Work to complete |
Repeat every line below exactly, word for word.

Records to use |
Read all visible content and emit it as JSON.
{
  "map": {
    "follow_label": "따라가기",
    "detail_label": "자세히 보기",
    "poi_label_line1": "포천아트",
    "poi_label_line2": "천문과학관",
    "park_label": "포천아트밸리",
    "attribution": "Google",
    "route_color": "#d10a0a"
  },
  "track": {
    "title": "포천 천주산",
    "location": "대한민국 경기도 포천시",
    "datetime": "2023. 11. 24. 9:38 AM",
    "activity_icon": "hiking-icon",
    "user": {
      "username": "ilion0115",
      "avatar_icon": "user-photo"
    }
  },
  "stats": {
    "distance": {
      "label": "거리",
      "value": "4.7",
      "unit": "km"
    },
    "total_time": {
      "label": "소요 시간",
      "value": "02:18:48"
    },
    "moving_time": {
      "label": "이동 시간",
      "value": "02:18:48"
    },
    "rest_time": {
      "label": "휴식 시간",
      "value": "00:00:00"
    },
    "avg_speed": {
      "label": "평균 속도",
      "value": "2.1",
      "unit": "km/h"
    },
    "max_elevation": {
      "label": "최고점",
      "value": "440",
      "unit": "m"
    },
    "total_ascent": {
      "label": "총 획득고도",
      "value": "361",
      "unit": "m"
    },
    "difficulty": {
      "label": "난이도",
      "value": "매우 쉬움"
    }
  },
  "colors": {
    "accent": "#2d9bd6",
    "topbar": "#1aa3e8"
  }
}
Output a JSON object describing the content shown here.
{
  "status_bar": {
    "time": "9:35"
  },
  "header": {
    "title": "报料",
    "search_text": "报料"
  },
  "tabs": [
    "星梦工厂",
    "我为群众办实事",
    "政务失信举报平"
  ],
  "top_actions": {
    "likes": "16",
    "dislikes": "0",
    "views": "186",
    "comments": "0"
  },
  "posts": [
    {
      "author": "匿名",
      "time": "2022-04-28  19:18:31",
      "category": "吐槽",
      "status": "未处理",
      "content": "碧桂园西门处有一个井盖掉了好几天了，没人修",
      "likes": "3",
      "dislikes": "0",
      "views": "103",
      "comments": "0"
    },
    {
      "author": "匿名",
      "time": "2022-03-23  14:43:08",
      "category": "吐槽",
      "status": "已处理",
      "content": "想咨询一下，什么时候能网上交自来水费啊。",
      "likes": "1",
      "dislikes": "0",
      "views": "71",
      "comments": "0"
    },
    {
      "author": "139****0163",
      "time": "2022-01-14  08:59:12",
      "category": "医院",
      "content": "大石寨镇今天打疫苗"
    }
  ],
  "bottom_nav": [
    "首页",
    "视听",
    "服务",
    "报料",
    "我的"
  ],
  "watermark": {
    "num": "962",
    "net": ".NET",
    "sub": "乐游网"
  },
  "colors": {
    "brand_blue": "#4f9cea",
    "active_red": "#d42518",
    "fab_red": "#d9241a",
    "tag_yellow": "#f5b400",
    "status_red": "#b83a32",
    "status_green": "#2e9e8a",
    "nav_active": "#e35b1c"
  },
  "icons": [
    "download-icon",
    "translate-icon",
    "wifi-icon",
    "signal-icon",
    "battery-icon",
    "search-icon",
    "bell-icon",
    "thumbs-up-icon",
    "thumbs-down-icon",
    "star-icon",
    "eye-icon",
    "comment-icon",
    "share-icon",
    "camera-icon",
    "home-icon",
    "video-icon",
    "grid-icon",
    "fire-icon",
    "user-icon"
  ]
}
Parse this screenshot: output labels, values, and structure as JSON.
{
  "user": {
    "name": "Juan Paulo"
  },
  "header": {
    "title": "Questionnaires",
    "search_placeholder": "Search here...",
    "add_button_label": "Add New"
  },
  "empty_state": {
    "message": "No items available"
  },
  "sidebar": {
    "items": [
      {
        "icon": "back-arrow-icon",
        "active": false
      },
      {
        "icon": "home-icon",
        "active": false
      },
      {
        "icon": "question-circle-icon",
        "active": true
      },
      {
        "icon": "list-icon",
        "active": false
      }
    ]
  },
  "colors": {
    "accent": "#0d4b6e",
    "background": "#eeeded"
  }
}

Reply to the exercise |
Read all visible content and emit it as JSON.
{
  "map": {
    "follow_label": "따라가기",
    "detail_label": "자세히 보기",
    "poi_label_line1": "포천아트",
    "poi_label_line2": "천문과학관",
    "park_label": "포천아트밸리",
    "attribution": "Google",
    "route_color": "#d10a0a"
  },
  "track": {
    "title": "포천 천주산",
    "location": "대한민국 경기도 포천시",
    "datetime": "2023. 11. 24. 9:38 AM",
    "activity_icon": "hiking-icon",
    "user": {
      "username": "ilion0115",
      "avatar_icon": "user-photo"
    }
  },
  "stats": {
    "distance": {
      "label": "거리",
      "value": "4.7",
      "unit": "km"
    },
    "total_time": {
      "label": "소요 시간",
      "value": "02:18:48"
    },
    "moving_time": {
      "label": "이동 시간",
      "value": "02:18:48"
    },
    "rest_time": {
      "label": "휴식 시간",
      "value": "00:00:00"
    },
    "avg_speed": {
      "label": "평균 속도",
      "value": "2.1",
      "unit": "km/h"
    },
    "max_elevation": {
      "label": "최고점",
      "value": "440",
      "unit": "m"
    },
    "total_ascent": {
      "label": "총 획득고도",
      "value": "361",
      "unit": "m"
    },
    "difficulty": {
      "label": "난이도",
      "value": "매우 쉬움"
    }
  },
  "colors": {
    "accent": "#2d9bd6",
    "topbar": "#1aa3e8"
  }
}
Output a JSON object describing the content shown here.
{
  "status_bar": {
    "time": "9:35"
  },
  "header": {
    "title": "报料",
    "search_text": "报料"
  },
  "tabs": [
    "星梦工厂",
    "我为群众办实事",
    "政务失信举报平"
  ],
  "top_actions": {
    "likes": "16",
    "dislikes": "0",
    "views": "186",
    "comments": "0"
  },
  "posts": [
    {
      "author": "匿名",
      "time": "2022-04-28  19:18:31",
      "category": "吐槽",
      "status": "未处理",
      "content": "碧桂园西门处有一个井盖掉了好几天了，没人修",
      "likes": "3",
      "dislikes": "0",
      "views": "103",
      "comments": "0"
    },
    {
      "author": "匿名",
      "time": "2022-03-23  14:43:08",
      "category": "吐槽",
      "status": "已处理",
      "content": "想咨询一下，什么时候能网上交自来水费啊。",
      "likes": "1",
      "dislikes": "0",
      "views": "71",
      "comments": "0"
    },
    {
      "author": "139****0163",
      "time": "2022-01-14  08:59:12",
      "category": "医院",
      "content": "大石寨镇今天打疫苗"
    }
  ],
  "bottom_nav": [
    "首页",
    "视听",
    "服务",
    "报料",
    "我的"
  ],
  "watermark": {
    "num": "962",
    "net": ".NET",
    "sub": "乐游网"
  },
  "colors": {
    "brand_blue": "#4f9cea",
    "active_red": "#d42518",
    "fab_red": "#d9241a",
    "tag_yellow": "#f5b400",
    "status_red": "#b83a32",
    "status_green": "#2e9e8a",
    "nav_active": "#e35b1c"
  },
  "icons": [
    "download-icon",
    "translate-icon",
    "wifi-icon",
    "signal-icon",
    "battery-icon",
    "search-icon",
    "bell-icon",
    "thumbs-up-icon",
    "thumbs-down-icon",
    "star-icon",
    "eye-icon",
    "comment-icon",
    "share-icon",
    "camera-icon",
    "home-icon",
    "video-icon",
    "grid-icon",
    "fire-icon",
    "user-icon"
  ]
}
Parse this screenshot: output labels, values, and structure as JSON.
{
  "user": {
    "name": "Juan Paulo"
  },
  "header": {
    "title": "Questionnaires",
    "search_placeholder": "Search here...",
    "add_button_label": "Add New"
  },
  "empty_state": {
    "message": "No items available"
  },
  "sidebar": {
    "items": [
      {
        "icon": "back-arrow-icon",
        "active": false
      },
      {
        "icon": "home-icon",
        "active": false
      },
      {
        "icon": "question-circle-icon",
        "active": true
      },
      {
        "icon": "list-icon",
        "active": false
      }
    ]
  },
  "colors": {
    "accent": "#0d4b6e",
    "background": "#eeeded"
  }
}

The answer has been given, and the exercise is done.